__EXERCISE TASK__:
Set the data down again, exactly as it reads, but without the pictures.

__MATERIAL__:

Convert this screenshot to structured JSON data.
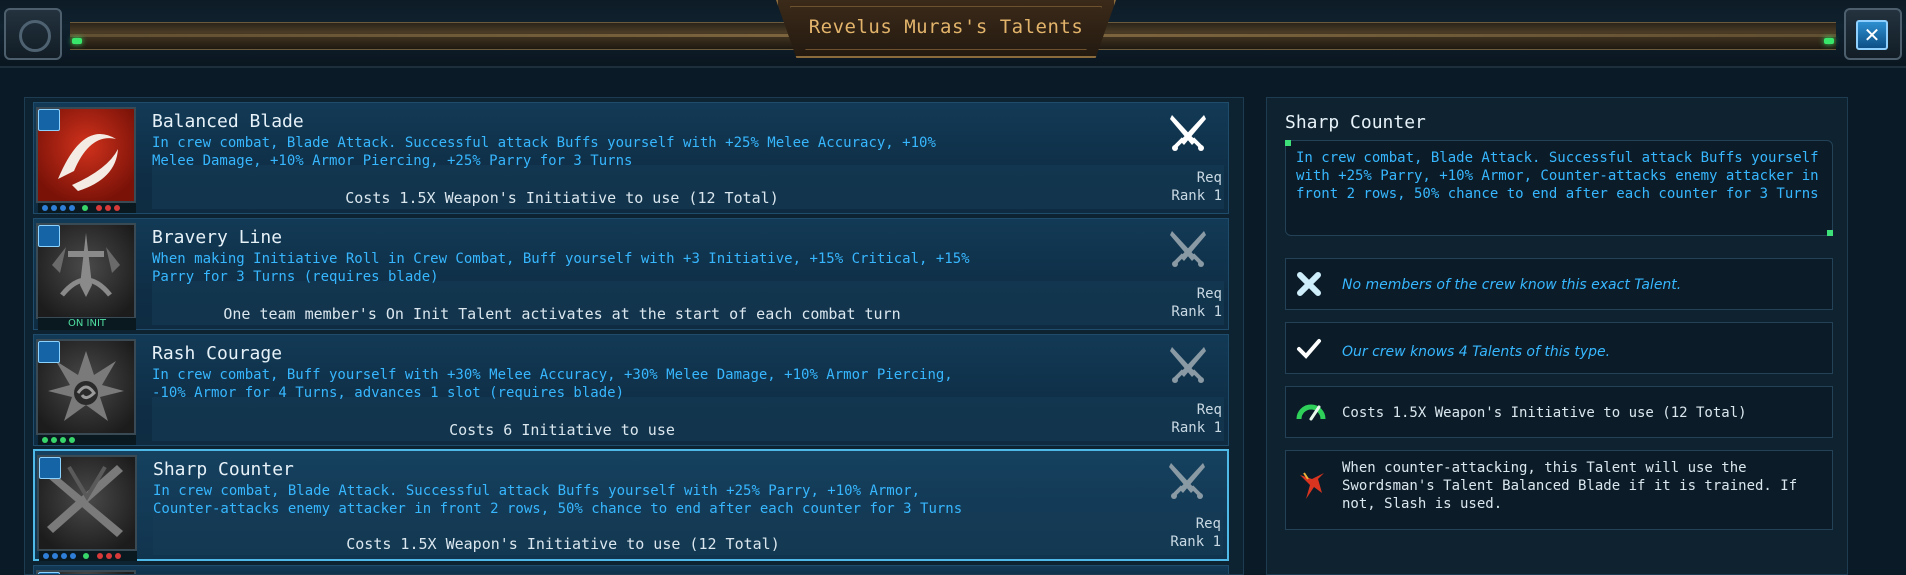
{
  "window": {
    "title": "Revelus Muras's Talents",
    "close_symbol": "✕"
  },
  "talents": [
    {
      "name": "Balanced Blade",
      "description": "In crew combat, Blade Attack. Successful attack Buffs yourself with +25% Melee Accuracy, +10% Melee Damage, +10% Armor Piercing, +25% Parry for 3 Turns",
      "cost": "Costs 1.5X Weapon's Initiative to use (12 Total)",
      "req": "Req",
      "rank": "Rank 1",
      "icon": "balanced-blade-icon",
      "state": "learned"
    },
    {
      "name": "Bravery Line",
      "description": "When making Initiative Roll in Crew Combat, Buff yourself with +3 Initiative, +15% Critical, +15% Parry for 3 Turns (requires blade)",
      "cost": "One team member's On Init Talent activates at the start of each combat turn",
      "req": "Req",
      "rank": "Rank 1",
      "icon": "bravery-line-icon",
      "badge": "ON INIT"
    },
    {
      "name": "Rash Courage",
      "description": "In crew combat, Buff yourself with +30% Melee Accuracy, +30% Melee Damage, +10% Armor Piercing, -10% Armor for 4 Turns, advances 1 slot (requires blade)",
      "cost": "Costs 6 Initiative to use",
      "req": "Req",
      "rank": "Rank 1",
      "icon": "rash-courage-icon"
    },
    {
      "name": "Sharp Counter",
      "description": "In crew combat, Blade Attack. Successful attack Buffs yourself with +25% Parry, +10% Armor, Counter-attacks enemy attacker in front 2 rows, 50% chance to end after each counter for 3 Turns",
      "cost": "Costs 1.5X Weapon's Initiative to use (12 Total)",
      "req": "Req",
      "rank": "Rank 1",
      "icon": "sharp-counter-icon",
      "state": "selected"
    }
  ],
  "detail": {
    "title": "Sharp Counter",
    "description": "In crew combat, Blade Attack. Successful attack Buffs yourself with +25% Parry, +10% Armor, Counter-attacks enemy attacker in front 2 rows, 50% chance to end after each counter for 3 Turns",
    "crew_unknown": "No members of the crew know this exact Talent.",
    "crew_knows": "Our crew knows 4 Talents of this type.",
    "cost": "Costs 1.5X Weapon's Initiative to use (12 Total)",
    "counter_note": "When counter-attacking, this Talent will use the Swordsman's Talent Balanced Blade if it is trained. If not, Slash is used."
  },
  "colors": {
    "accent_blue": "#37b7ff",
    "title_gold": "#e2b46b",
    "selected_border": "#4fb9e8",
    "status_green": "#3ee07a"
  }
}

__REPLY__:
Convert this screenshot to structured JSON data.
{
  "window": {
    "title": "Revelus Muras's Talents",
    "close_symbol": "✕"
  },
  "talents": [
    {
      "name": "Balanced Blade",
      "description": "In crew combat, Blade Attack. Successful attack Buffs yourself with +25% Melee Accuracy, +10% Melee Damage, +10% Armor Piercing, +25% Parry for 3 Turns",
      "cost": "Costs 1.5X Weapon's Initiative to use (12 Total)",
      "req": "Req",
      "rank": "Rank 1",
      "icon": "balanced-blade-icon",
      "state": "learned"
    },
    {
      "name": "Bravery Line",
      "description": "When making Initiative Roll in Crew Combat, Buff yourself with +3 Initiative, +15% Critical, +15% Parry for 3 Turns (requires blade)",
      "cost": "One team member's On Init Talent activates at the start of each combat turn",
      "req": "Req",
      "rank": "Rank 1",
      "icon": "bravery-line-icon",
      "badge": "ON INIT"
    },
    {
      "name": "Rash Courage",
      "description": "In crew combat, Buff yourself with +30% Melee Accuracy, +30% Melee Damage, +10% Armor Piercing, -10% Armor for 4 Turns, advances 1 slot (requires blade)",
      "cost": "Costs 6 Initiative to use",
      "req": "Req",
      "rank": "Rank 1",
      "icon": "rash-courage-icon"
    },
    {
      "name": "Sharp Counter",
      "description": "In crew combat, Blade Attack. Successful attack Buffs yourself with +25% Parry, +10% Armor, Counter-attacks enemy attacker in front 2 rows, 50% chance to end after each counter for 3 Turns",
      "cost": "Costs 1.5X Weapon's Initiative to use (12 Total)",
      "req": "Req",
      "rank": "Rank 1",
      "icon": "sharp-counter-icon",
      "state": "selected"
    }
  ],
  "detail": {
    "title": "Sharp Counter",
    "description": "In crew combat, Blade Attack. Successful attack Buffs yourself with +25% Parry, +10% Armor, Counter-attacks enemy attacker in front 2 rows, 50% chance to end after each counter for 3 Turns",
    "crew_unknown": "No members of the crew know this exact Talent.",
    "crew_knows": "Our crew knows 4 Talents of this type.",
    "cost": "Costs 1.5X Weapon's Initiative to use (12 Total)",
    "counter_note": "When counter-attacking, this Talent will use the Swordsman's Talent Balanced Blade if it is trained. If not, Slash is used."
  },
  "colors": {
    "accent_blue": "#37b7ff",
    "title_gold": "#e2b46b",
    "selected_border": "#4fb9e8",
    "status_green": "#3ee07a"
  }
}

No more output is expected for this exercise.